[Labeled box listing]

※

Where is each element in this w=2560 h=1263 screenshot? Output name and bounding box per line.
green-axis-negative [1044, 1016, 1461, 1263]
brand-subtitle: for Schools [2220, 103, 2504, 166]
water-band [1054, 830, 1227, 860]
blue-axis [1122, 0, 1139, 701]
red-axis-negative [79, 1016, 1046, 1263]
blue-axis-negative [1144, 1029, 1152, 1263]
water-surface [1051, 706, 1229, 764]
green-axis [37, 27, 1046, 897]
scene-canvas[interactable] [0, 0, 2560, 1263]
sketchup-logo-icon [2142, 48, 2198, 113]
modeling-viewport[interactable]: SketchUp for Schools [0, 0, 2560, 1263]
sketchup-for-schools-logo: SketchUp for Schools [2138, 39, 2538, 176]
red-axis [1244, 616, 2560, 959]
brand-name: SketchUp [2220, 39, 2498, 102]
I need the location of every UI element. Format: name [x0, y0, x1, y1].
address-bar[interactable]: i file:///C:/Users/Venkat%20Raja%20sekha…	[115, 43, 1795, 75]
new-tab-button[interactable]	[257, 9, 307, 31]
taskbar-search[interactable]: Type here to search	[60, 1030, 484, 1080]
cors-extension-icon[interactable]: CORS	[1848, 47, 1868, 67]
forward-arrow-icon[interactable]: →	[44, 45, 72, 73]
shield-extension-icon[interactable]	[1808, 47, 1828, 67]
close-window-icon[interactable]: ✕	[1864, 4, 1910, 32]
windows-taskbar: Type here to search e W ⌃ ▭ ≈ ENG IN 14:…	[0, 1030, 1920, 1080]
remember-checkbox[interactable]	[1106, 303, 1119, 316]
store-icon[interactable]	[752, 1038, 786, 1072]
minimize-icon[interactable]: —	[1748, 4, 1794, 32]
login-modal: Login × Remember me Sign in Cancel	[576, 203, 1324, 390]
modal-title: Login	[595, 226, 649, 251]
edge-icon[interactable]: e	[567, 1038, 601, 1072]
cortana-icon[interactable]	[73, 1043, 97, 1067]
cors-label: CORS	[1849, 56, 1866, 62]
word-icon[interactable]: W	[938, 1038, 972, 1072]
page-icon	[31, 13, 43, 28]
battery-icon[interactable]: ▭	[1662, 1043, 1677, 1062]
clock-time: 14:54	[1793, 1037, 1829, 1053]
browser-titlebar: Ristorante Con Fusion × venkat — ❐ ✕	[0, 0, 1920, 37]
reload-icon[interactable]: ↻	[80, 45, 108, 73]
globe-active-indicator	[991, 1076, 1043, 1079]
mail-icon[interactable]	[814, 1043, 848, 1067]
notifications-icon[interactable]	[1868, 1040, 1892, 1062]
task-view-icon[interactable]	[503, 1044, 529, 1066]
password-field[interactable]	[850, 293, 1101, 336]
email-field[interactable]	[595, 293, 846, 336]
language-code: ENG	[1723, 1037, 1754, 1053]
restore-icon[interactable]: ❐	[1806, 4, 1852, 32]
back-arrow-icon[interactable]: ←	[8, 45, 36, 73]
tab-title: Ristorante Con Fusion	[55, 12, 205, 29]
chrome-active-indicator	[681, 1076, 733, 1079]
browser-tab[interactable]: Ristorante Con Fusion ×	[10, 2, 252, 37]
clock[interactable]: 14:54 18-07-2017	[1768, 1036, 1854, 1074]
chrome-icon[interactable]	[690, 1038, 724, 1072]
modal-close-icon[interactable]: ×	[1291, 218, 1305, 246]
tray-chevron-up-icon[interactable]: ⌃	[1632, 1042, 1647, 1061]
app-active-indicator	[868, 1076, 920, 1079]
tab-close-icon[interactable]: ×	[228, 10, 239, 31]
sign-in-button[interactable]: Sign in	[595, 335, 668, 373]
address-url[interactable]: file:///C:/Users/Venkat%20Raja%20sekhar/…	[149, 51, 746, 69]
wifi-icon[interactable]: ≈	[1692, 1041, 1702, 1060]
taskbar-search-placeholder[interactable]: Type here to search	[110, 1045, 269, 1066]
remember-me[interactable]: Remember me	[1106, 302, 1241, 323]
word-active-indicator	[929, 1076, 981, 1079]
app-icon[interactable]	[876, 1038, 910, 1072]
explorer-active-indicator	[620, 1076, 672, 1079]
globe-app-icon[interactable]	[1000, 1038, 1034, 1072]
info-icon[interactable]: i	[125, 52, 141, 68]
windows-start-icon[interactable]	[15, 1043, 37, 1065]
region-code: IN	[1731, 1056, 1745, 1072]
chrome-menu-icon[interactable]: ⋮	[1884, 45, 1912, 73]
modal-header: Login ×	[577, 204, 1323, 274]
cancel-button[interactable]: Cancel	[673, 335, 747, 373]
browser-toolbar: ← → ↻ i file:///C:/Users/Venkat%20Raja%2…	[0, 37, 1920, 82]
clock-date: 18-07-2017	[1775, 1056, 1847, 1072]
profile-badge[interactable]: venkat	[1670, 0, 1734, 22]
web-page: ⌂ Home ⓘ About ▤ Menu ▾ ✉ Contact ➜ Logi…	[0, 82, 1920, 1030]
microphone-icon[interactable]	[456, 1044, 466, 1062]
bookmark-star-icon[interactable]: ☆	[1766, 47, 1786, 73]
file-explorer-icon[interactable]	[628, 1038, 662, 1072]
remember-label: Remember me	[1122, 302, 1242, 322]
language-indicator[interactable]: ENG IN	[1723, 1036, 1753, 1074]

※

• _What you should do_
Please copy the listing from its first line through the line containing "blue-axis-negative [1144, 1029, 1152, 1263]", swapping "water-band" for "water-strip" and leaving everything else the same.

• _Result for this task_
Where is each element in this w=2560 h=1263 screenshot? Output name and bounding box per line.
green-axis-negative [1044, 1016, 1461, 1263]
brand-subtitle: for Schools [2220, 103, 2504, 166]
water-strip [1054, 830, 1227, 860]
blue-axis [1122, 0, 1139, 701]
red-axis-negative [79, 1016, 1046, 1263]
blue-axis-negative [1144, 1029, 1152, 1263]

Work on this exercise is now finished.